◆ **Directive**
From the records, pick out and copy each line containing "report".

Collected data entries

------

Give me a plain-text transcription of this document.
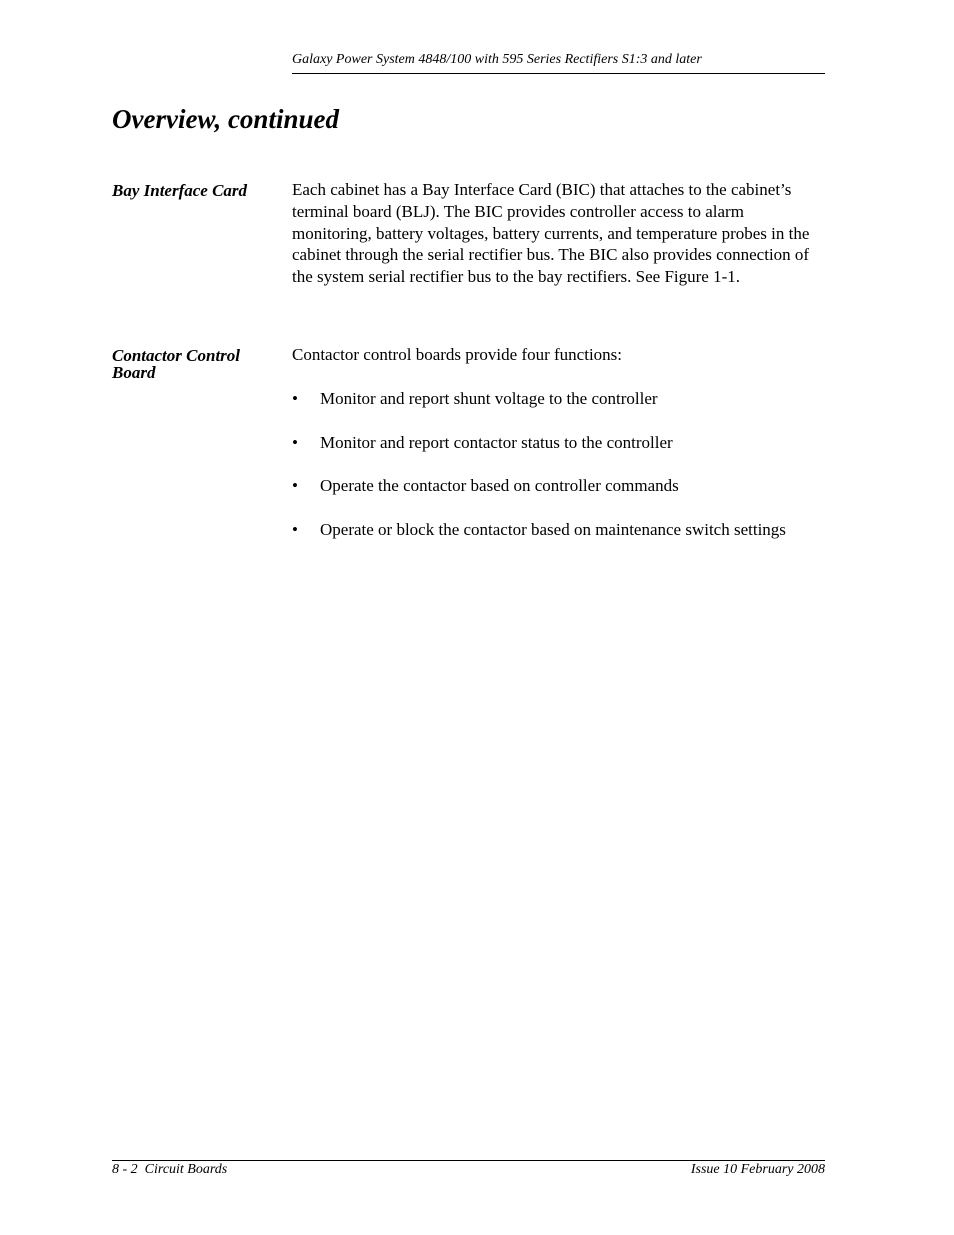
Galaxy Power System 4848/100 with 595 Series Rectifiers S1:3 and later
Overview, continued
Bay Interface Card	Each cabinet has a Bay Interface Card (BIC) that attaches to the cabinet’s terminal board (BLJ). The BIC provides controller access to alarm monitoring, battery voltages, battery currents, and temperature probes in the cabinet through the serial rectifier bus. The BIC also provides connection of the system serial rectifier bus to the bay rectifiers. See Figure 1-1.

Contactor Control Board

Contactor control boards provide four functions:

• Monitor and report shunt voltage to the controller
• Monitor and report contactor status to the controller
• Operate the contactor based on controller commands
• Operate or block the contactor based on maintenance switch settings
8 - 2  Circuit Boards	Issue 10 February 2008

------

◆ **Solved problem**
• Monitor and report shunt voltage to the controller
• Monitor and report contactor status to the controller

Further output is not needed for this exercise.